From the listing, collect all lines containing the word "JSON".

------------------------------------------------------------

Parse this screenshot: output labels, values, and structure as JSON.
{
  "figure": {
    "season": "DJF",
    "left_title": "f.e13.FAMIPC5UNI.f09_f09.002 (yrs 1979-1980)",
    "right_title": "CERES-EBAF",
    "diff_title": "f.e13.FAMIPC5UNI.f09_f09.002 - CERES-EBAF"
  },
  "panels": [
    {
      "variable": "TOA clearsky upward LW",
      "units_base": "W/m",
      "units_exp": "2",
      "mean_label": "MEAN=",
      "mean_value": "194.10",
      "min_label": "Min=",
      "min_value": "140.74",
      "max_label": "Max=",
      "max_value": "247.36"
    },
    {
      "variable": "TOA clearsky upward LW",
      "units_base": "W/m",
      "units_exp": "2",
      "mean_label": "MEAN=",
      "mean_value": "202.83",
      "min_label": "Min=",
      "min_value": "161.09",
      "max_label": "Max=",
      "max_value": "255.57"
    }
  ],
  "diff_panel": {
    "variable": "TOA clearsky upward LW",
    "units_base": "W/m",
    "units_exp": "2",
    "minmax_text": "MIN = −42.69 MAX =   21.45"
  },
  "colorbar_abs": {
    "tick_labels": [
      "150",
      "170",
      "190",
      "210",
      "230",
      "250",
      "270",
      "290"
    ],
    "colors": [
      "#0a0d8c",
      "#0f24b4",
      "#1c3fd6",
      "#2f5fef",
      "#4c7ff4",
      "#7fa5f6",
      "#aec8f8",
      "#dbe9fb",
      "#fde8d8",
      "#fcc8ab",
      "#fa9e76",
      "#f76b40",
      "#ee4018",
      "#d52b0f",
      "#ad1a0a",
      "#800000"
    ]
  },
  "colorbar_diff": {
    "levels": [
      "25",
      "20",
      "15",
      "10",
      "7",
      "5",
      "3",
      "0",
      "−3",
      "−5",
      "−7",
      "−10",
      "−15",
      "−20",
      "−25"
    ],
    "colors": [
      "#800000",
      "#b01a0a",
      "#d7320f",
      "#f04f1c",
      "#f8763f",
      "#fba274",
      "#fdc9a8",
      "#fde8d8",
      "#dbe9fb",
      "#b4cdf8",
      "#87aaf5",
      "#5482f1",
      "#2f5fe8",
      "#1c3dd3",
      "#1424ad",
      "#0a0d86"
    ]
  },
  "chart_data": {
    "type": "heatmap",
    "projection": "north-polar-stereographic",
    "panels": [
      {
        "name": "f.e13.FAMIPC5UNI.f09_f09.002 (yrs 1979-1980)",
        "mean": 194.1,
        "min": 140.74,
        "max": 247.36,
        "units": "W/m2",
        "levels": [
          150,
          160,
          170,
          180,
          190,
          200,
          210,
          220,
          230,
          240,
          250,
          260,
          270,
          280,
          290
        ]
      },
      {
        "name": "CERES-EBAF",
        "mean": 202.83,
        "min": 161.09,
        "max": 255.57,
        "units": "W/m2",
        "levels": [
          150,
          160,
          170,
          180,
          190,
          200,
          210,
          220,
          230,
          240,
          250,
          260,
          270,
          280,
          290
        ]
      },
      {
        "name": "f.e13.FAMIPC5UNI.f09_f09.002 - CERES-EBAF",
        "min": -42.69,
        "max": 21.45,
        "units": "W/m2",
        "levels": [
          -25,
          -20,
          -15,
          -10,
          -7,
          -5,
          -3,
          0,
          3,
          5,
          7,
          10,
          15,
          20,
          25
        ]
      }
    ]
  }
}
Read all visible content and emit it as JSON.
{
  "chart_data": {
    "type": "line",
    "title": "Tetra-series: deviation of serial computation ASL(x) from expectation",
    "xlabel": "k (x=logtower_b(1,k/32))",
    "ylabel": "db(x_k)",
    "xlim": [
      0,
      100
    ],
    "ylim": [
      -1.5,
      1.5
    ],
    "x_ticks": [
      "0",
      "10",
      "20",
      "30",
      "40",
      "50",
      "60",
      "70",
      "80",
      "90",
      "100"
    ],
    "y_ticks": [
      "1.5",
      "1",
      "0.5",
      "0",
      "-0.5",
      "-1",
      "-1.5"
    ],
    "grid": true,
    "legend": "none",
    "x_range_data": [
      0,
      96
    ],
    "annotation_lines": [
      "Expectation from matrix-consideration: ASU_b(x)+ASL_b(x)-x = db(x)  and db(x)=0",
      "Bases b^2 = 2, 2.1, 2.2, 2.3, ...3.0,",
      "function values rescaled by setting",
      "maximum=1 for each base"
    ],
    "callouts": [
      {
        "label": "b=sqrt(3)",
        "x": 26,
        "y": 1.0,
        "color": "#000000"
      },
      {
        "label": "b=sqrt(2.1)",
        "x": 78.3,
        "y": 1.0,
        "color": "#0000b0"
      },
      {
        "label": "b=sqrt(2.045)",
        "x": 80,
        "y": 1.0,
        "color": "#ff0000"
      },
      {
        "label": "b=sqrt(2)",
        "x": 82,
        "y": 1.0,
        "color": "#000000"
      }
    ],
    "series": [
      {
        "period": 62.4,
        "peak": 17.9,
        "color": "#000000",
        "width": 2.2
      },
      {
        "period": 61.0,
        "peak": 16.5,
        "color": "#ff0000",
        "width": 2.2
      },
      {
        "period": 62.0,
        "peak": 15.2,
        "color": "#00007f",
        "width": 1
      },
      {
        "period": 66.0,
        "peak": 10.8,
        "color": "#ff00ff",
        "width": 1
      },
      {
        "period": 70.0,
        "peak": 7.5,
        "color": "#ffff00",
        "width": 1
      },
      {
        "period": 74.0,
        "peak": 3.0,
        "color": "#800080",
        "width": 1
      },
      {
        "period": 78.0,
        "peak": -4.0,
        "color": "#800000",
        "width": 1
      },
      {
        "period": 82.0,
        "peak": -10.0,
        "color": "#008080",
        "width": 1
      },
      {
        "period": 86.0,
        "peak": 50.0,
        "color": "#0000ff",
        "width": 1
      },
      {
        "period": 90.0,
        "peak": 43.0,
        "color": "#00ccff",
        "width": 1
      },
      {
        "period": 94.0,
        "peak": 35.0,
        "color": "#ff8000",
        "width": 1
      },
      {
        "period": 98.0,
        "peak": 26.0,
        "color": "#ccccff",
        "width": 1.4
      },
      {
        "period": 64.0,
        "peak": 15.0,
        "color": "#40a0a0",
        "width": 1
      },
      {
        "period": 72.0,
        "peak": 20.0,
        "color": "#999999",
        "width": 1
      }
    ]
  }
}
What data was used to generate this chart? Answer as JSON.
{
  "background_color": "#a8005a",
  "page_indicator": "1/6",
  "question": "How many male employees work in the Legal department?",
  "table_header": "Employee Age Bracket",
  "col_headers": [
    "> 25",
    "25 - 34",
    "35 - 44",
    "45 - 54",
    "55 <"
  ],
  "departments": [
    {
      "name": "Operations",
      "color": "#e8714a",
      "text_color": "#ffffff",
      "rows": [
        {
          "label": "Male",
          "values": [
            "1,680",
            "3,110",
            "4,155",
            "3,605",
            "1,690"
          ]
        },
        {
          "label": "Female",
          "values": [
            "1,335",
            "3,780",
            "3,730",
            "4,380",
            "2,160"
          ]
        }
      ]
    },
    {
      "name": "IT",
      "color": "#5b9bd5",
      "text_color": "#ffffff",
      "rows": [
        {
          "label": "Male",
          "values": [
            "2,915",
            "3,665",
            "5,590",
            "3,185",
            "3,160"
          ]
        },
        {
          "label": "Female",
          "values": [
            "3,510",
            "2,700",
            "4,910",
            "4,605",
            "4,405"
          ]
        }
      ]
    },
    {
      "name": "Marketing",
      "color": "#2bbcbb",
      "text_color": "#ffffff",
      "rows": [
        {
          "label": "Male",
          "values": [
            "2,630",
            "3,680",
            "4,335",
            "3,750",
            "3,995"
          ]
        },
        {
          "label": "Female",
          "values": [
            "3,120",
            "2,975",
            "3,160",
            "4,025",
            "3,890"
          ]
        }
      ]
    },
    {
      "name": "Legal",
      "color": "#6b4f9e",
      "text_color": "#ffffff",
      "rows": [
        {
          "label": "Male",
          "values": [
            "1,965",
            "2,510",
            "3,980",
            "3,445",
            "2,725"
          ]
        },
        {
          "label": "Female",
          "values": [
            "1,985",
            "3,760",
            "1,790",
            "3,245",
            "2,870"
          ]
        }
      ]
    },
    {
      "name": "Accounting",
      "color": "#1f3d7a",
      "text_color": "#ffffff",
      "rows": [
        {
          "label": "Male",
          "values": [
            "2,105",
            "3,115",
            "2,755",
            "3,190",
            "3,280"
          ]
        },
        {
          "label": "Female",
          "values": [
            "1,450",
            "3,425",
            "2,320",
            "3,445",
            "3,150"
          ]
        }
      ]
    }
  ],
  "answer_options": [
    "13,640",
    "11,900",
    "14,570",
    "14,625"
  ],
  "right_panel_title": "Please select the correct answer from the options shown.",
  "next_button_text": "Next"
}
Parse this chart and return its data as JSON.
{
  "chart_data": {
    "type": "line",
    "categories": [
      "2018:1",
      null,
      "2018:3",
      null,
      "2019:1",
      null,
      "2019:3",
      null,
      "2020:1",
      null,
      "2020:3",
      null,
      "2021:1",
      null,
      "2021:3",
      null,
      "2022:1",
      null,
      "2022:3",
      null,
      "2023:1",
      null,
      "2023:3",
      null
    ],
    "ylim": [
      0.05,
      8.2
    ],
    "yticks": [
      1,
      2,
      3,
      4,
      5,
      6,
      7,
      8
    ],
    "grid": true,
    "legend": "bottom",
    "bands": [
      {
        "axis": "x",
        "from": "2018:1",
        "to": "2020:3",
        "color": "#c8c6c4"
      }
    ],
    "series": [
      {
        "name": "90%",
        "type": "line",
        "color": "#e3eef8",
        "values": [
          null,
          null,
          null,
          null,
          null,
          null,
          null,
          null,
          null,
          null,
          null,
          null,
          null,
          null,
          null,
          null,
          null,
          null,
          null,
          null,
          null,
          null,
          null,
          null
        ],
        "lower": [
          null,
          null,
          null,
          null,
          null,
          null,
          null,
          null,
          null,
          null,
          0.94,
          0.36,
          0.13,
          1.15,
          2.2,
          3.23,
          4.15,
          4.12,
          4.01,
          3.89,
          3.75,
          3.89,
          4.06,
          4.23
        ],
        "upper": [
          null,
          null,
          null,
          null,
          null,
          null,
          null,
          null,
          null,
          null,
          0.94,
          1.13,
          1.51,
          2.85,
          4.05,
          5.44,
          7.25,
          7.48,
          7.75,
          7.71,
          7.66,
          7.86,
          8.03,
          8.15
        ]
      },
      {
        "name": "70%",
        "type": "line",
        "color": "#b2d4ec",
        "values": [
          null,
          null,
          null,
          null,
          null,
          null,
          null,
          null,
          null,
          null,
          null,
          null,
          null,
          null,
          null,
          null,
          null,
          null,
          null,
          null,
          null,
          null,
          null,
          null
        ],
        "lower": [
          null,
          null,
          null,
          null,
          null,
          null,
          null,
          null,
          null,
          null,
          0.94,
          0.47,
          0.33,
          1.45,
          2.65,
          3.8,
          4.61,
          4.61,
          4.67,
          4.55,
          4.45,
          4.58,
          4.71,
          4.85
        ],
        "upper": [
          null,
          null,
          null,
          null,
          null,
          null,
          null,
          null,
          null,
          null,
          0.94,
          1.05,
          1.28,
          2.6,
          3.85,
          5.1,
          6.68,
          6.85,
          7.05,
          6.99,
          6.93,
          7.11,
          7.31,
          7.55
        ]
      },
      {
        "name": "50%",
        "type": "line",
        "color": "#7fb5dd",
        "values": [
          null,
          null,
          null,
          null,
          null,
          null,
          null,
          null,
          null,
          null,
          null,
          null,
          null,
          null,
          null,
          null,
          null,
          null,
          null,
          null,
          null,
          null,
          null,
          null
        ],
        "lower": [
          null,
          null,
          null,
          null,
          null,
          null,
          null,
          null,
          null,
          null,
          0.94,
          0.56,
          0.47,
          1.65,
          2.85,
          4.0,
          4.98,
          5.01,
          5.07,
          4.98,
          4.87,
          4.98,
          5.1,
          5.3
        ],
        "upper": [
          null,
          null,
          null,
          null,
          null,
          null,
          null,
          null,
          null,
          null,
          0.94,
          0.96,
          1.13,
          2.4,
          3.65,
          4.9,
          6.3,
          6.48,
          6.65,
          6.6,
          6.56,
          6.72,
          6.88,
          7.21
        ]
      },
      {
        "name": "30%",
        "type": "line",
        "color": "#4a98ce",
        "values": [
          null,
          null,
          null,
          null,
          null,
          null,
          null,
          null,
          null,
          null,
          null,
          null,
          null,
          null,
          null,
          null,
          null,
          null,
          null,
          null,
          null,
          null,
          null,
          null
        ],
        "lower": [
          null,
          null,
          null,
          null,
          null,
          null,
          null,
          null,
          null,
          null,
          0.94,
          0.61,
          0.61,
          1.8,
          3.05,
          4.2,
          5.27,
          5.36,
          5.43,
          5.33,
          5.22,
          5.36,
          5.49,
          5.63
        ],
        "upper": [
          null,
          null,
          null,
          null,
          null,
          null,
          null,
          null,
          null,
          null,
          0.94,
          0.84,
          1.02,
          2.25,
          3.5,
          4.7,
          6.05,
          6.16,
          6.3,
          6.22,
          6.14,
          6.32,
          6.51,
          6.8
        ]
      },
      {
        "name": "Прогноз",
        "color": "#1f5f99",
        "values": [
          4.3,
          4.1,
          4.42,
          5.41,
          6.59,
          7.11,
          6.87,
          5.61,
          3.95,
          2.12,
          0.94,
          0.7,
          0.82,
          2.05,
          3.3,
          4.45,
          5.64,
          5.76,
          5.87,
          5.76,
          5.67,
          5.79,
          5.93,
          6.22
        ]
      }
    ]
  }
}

------------------------------------------------------------

→ **Solution for this problem**:
Parse this screenshot: output labels, values, and structure as JSON.
Read all visible content and emit it as JSON.
What data was used to generate this chart? Answer as JSON.
Parse this chart and return its data as JSON.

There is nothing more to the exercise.